| THE INPUT |
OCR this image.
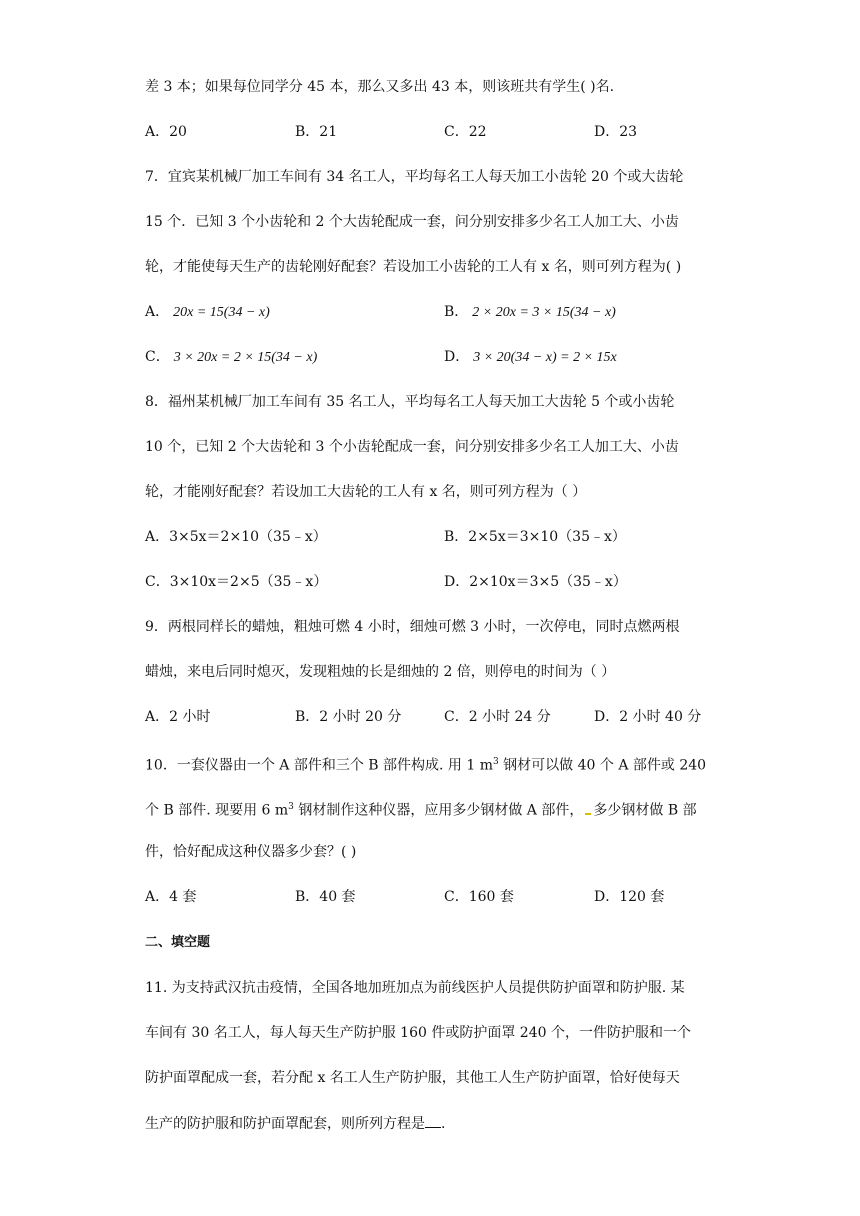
差 3 本；如果每位同学分 45 本，那么又多出 43 本，则该班共有学生( )名.
A．20	B．21	C．22	D．23
7．宜宾某机械厂加工车间有 34 名工人，平均每名工人每天加工小齿轮 20 个或大齿轮
15 个．已知 3 个小齿轮和 2 个大齿轮配成一套，问分别安排多少名工人加工大、小齿
轮，才能使每天生产的齿轮刚好配套？若设加工小齿轮的工人有 x 名，则可列方程为( )
A． 20x = 15(34 − x)	B． 2 × 20x = 3 × 15(34 − x)
C． 3 × 20x = 2 × 15(34 − x)	D． 3 × 20(34 − x) = 2 × 15x
8．福州某机械厂加工车间有 35 名工人，平均每名工人每天加工大齿轮 5 个或小齿轮
10 个，已知 2 个大齿轮和 3 个小齿轮配成一套，问分别安排多少名工人加工大、小齿
轮，才能刚好配套？若设加工大齿轮的工人有 x 名，则可列方程为（ ）
A．3×5x＝2×10（35﹣x）	B．2×5x＝3×10（35﹣x）
C．3×10x＝2×5（35﹣x）	D．2×10x＝3×5（35﹣x）
9．两根同样长的蜡烛，粗烛可燃 4 小时，细烛可燃 3 小时，一次停电，同时点燃两根
蜡烛，来电后同时熄灭，发现粗烛的长是细烛的 2 倍，则停电的时间为（ ）
A．2 小时	B．2 小时 20 分	C．2 小时 24 分	D．2 小时 40 分
10．一套仪器由一个 A 部件和三个 B 部件构成. 用 1 $m^3$ 钢材可以做 40 个 A 部件或 240
个 B 部件. 现要用 6 $m^3$ 钢材制作这种仪器，应用多少钢材做 A 部件， 多少钢材做 B 部
件，恰好配成这种仪器多少套？( )
A．4 套	B．40 套	C．160 套	D．120 套
二、填空题
11. 为支持武汉抗击疫情，全国各地加班加点为前线医护人员提供防护面罩和防护服. 某
车间有 30 名工人，每人每天生产防护服 160 件或防护面罩 240 个，一件防护服和一个
防护面罩配成一套，若分配 x 名工人生产防护服，其他工人生产防护面罩，恰好使每天
生产的防护服和防护面罩配套，则所列方程是 .
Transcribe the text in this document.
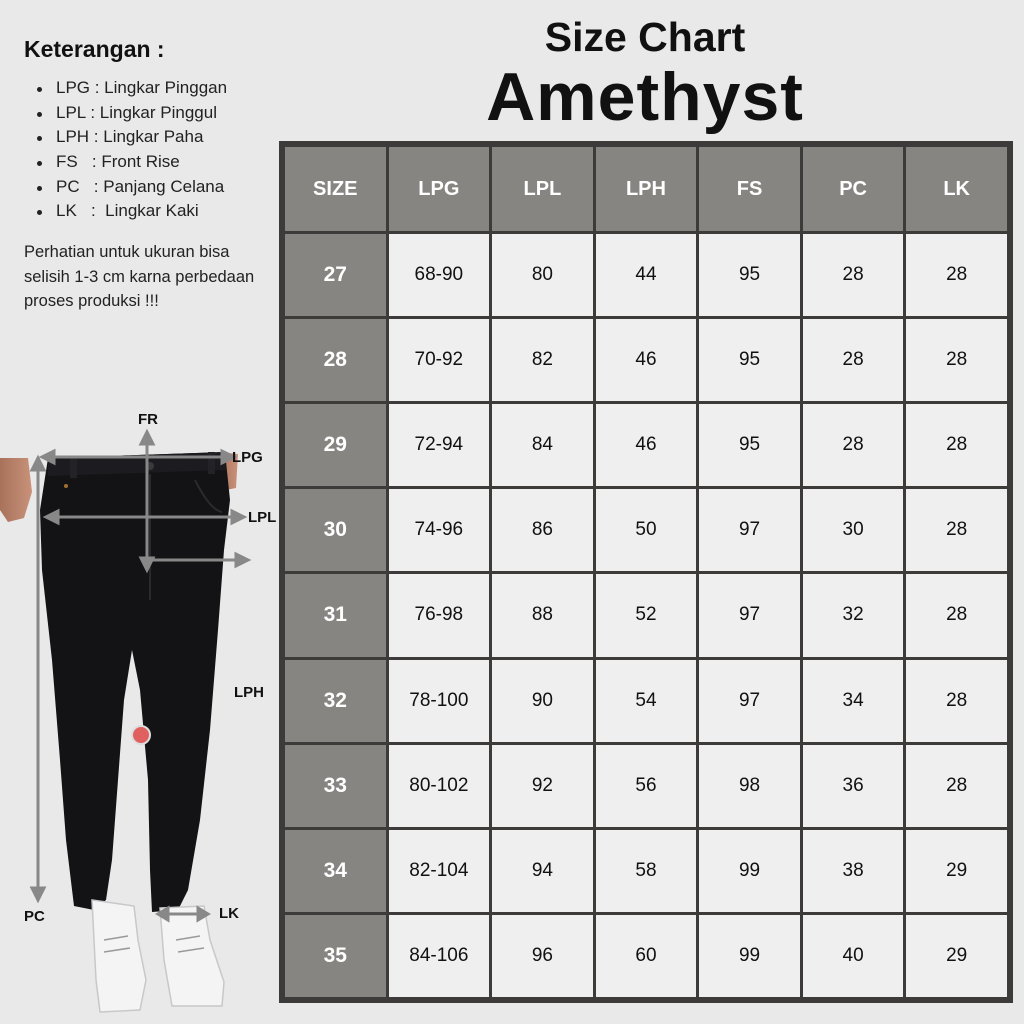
Keterangan :
LPG : Lingkar Pinggan
LPL : Lingkar Pinggul
LPH : Lingkar Paha
FS   : Front Rise
PC   : Panjang Celana
LK   :  Lingkar Kaki
Perhatian untuk ukuran bisa selisih 1-3 cm karna perbedaan proses produksi !!!
Size Chart
Amethyst
SIZE	LPG	LPL	LPH	FS	PC	LK
27	68-90	80	44	95	28	28
28	70-92	82	46	95	28	28
29	72-94	84	46	95	28	28
30	74-96	86	50	97	30	28
31	76-98	88	52	97	32	28
32	78-100	90	54	97	34	28
33	80-102	92	56	98	36	28
34	82-104	94	58	99	38	29
35	84-106	96	60	99	40	29
FR
LPG
LPL
LPH
PC	LK
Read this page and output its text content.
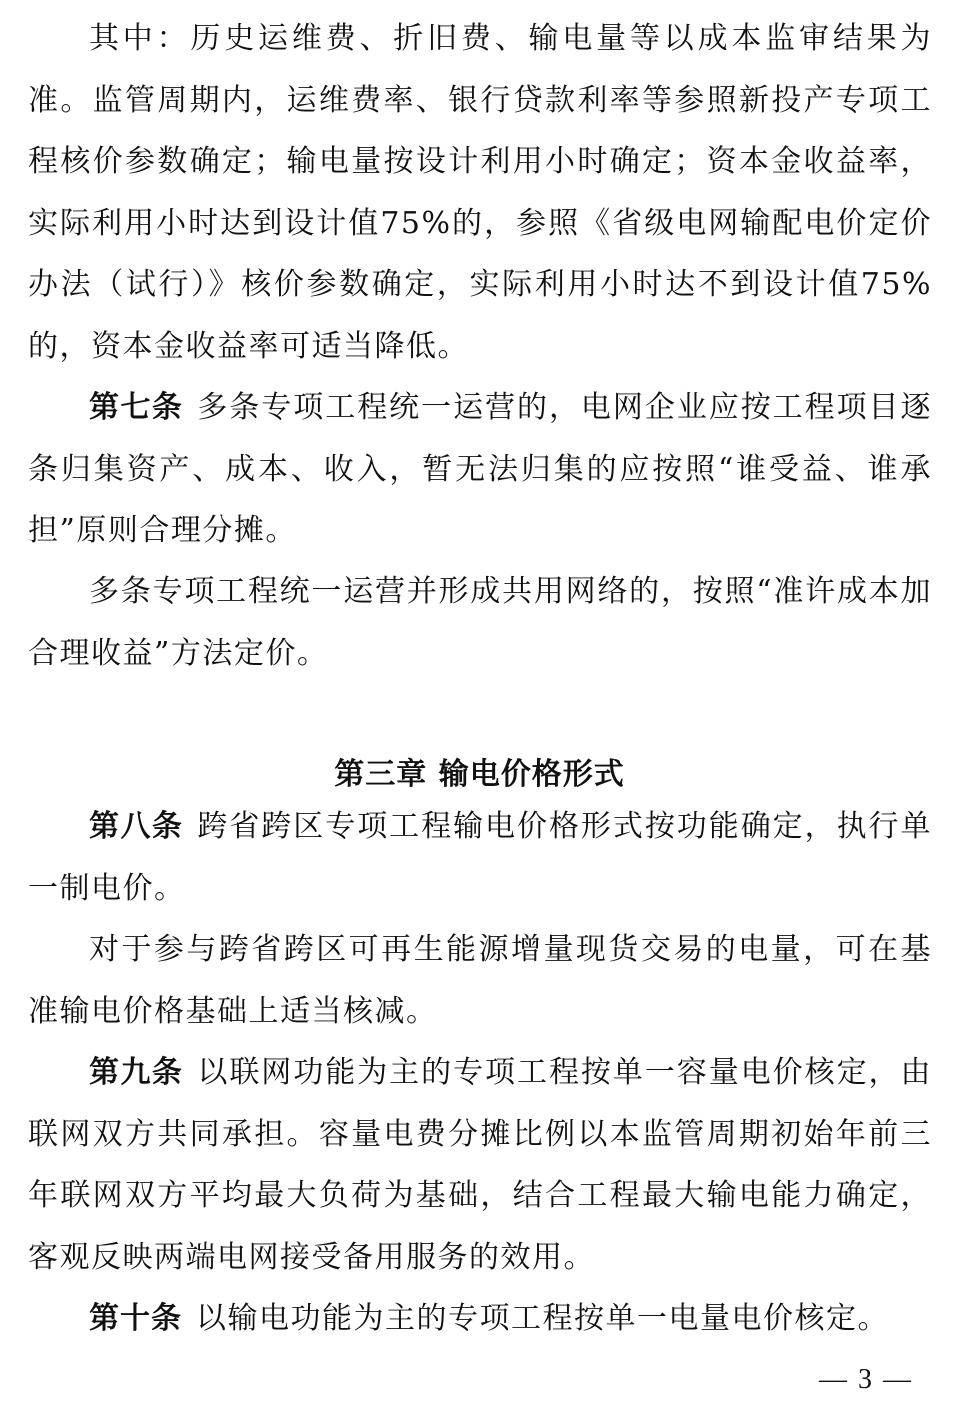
其中：历史运维费、折旧费、输电量等以成本监审结果为准。监管周期内，运维费率、银行贷款利率等参照新投产专项工程核价参数确定；输电量按设计利用小时确定；资本金收益率，实际利用小时达到设计值75%的，参照《省级电网输配电价定价办法（试行）》核价参数确定，实际利用小时达不到设计值75%的，资本金收益率可适当降低。

第七条 多条专项工程统一运营的，电网企业应按工程项目逐条归集资产、成本、收入，暂无法归集的应按照“谁受益、谁承担”原则合理分摊。

多条专项工程统一运营并形成共用网络的，按照“准许成本加合理收益”方法定价。

第三章 输电价格形式

第八条 跨省跨区专项工程输电价格形式按功能确定，执行单一制电价。

对于参与跨省跨区可再生能源增量现货交易的电量，可在基准输电价格基础上适当核减。

第九条 以联网功能为主的专项工程按单一容量电价核定，由联网双方共同承担。容量电费分摊比例以本监管周期初始年前三年联网双方平均最大负荷为基础，结合工程最大输电能力确定，客观反映两端电网接受备用服务的效用。

第十条 以输电功能为主的专项工程按单一电量电价核定。

— 3 —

| SHORT EXERCISE |
Without the pictures, return all the records precisely as they stand.

| WRITTEN ANSWER |
OCR this image.
差 3 本；如果每位同学分 45 本，那么又多出 43 本，则该班共有学生( )名.
A．20	B．21	C．22	D．23
7．宜宾某机械厂加工车间有 34 名工人，平均每名工人每天加工小齿轮 20 个或大齿轮
15 个．已知 3 个小齿轮和 2 个大齿轮配成一套，问分别安排多少名工人加工大、小齿
轮，才能使每天生产的齿轮刚好配套？若设加工小齿轮的工人有 x 名，则可列方程为( )
A． 20x = 15(34 − x)	B． 2 × 20x = 3 × 15(34 − x)
C． 3 × 20x = 2 × 15(34 − x)	D． 3 × 20(34 − x) = 2 × 15x
8．福州某机械厂加工车间有 35 名工人，平均每名工人每天加工大齿轮 5 个或小齿轮
10 个，已知 2 个大齿轮和 3 个小齿轮配成一套，问分别安排多少名工人加工大、小齿
轮，才能刚好配套？若设加工大齿轮的工人有 x 名，则可列方程为（ ）
A．3×5x＝2×10（35﹣x）	B．2×5x＝3×10（35﹣x）
C．3×10x＝2×5（35﹣x）	D．2×10x＝3×5（35﹣x）
9．两根同样长的蜡烛，粗烛可燃 4 小时，细烛可燃 3 小时，一次停电，同时点燃两根
蜡烛，来电后同时熄灭，发现粗烛的长是细烛的 2 倍，则停电的时间为（ ）
A．2 小时	B．2 小时 20 分	C．2 小时 24 分	D．2 小时 40 分
10．一套仪器由一个 A 部件和三个 B 部件构成. 用 1 $m^3$ 钢材可以做 40 个 A 部件或 240
个 B 部件. 现要用 6 $m^3$ 钢材制作这种仪器，应用多少钢材做 A 部件， 多少钢材做 B 部
件，恰好配成这种仪器多少套？( )
A．4 套	B．40 套	C．160 套	D．120 套
二、填空题
11. 为支持武汉抗击疫情，全国各地加班加点为前线医护人员提供防护面罩和防护服. 某
车间有 30 名工人，每人每天生产防护服 160 件或防护面罩 240 个，一件防护服和一个
防护面罩配成一套，若分配 x 名工人生产防护服，其他工人生产防护面罩，恰好使每天
生产的防护服和防护面罩配套，则所列方程是 .
Transcribe the text in this document.
Keterangan :
LPG : Lingkar Pinggan
LPL : Lingkar Pinggul
LPH : Lingkar Paha
FS   : Front Rise
PC   : Panjang Celana
LK   :  Lingkar Kaki
Perhatian untuk ukuran bisa selisih 1-3 cm karna perbedaan proses produksi !!!
Size Chart
Amethyst
SIZE	LPG	LPL	LPH	FS	PC	LK
27	68-90	80	44	95	28	28
28	70-92	82	46	95	28	28
29	72-94	84	46	95	28	28
30	74-96	86	50	97	30	28
31	76-98	88	52	97	32	28
32	78-100	90	54	97	34	28
33	80-102	92	56	98	36	28
34	82-104	94	58	99	38	29
35	84-106	96	60	99	40	29
FR
LPG
LPL
LPH
PC	LK
Read this page and output its text content.
其中：历史运维费、折旧费、输电量等以成本监审结果为准。监管周期内，运维费率、银行贷款利率等参照新投产专项工程核价参数确定；输电量按设计利用小时确定；资本金收益率，实际利用小时达到设计值75%的，参照《省级电网输配电价定价办法（试行）》核价参数确定，实际利用小时达不到设计值75%的，资本金收益率可适当降低。

第七条 多条专项工程统一运营的，电网企业应按工程项目逐条归集资产、成本、收入，暂无法归集的应按照“谁受益、谁承担”原则合理分摊。

多条专项工程统一运营并形成共用网络的，按照“准许成本加合理收益”方法定价。

第三章 输电价格形式

第八条 跨省跨区专项工程输电价格形式按功能确定，执行单一制电价。

对于参与跨省跨区可再生能源增量现货交易的电量，可在基准输电价格基础上适当核减。

第九条 以联网功能为主的专项工程按单一容量电价核定，由联网双方共同承担。容量电费分摊比例以本监管周期初始年前三年联网双方平均最大负荷为基础，结合工程最大输电能力确定，客观反映两端电网接受备用服务的效用。

第十条 以输电功能为主的专项工程按单一电量电价核定。

— 3 —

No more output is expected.